Saved data entries:
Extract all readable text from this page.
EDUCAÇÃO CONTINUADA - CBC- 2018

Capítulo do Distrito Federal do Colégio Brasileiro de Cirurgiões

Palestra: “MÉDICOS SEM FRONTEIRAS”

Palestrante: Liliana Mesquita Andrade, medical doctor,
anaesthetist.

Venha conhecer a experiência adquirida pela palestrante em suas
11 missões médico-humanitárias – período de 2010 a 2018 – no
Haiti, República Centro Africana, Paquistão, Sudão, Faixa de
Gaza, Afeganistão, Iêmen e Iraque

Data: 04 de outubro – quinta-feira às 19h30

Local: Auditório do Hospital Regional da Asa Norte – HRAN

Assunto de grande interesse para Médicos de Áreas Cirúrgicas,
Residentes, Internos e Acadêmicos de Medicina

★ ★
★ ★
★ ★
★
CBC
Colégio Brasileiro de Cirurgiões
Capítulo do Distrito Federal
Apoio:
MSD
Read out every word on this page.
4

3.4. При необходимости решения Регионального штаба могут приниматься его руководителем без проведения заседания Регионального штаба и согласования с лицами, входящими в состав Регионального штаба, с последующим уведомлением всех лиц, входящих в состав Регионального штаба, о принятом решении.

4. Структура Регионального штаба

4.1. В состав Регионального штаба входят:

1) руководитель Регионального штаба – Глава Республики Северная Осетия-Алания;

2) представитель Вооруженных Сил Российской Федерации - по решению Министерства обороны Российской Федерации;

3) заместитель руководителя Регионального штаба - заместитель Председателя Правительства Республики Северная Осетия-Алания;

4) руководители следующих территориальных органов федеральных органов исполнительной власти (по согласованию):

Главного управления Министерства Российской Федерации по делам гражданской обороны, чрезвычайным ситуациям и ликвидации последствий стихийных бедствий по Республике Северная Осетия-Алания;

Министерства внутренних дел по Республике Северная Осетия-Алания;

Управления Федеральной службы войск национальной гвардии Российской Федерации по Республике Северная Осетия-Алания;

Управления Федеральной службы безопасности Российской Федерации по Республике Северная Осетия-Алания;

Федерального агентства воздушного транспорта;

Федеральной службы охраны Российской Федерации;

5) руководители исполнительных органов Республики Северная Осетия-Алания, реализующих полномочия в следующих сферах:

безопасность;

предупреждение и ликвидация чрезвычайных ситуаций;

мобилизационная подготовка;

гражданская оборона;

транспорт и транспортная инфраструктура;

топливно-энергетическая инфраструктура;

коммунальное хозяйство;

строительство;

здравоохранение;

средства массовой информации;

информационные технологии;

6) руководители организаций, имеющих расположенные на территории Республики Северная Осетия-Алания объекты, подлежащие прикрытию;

**Your task:**
Copy out each line of the data where the string "следующих" appears.

**Answer for this exercise:**
4) руководители следующих территориальных органов федеральных органов исполнительной власти (по согласованию):
5) руководители исполнительных органов Республики Северная Осетия-Алания, реализующих полномочия в следующих сферах:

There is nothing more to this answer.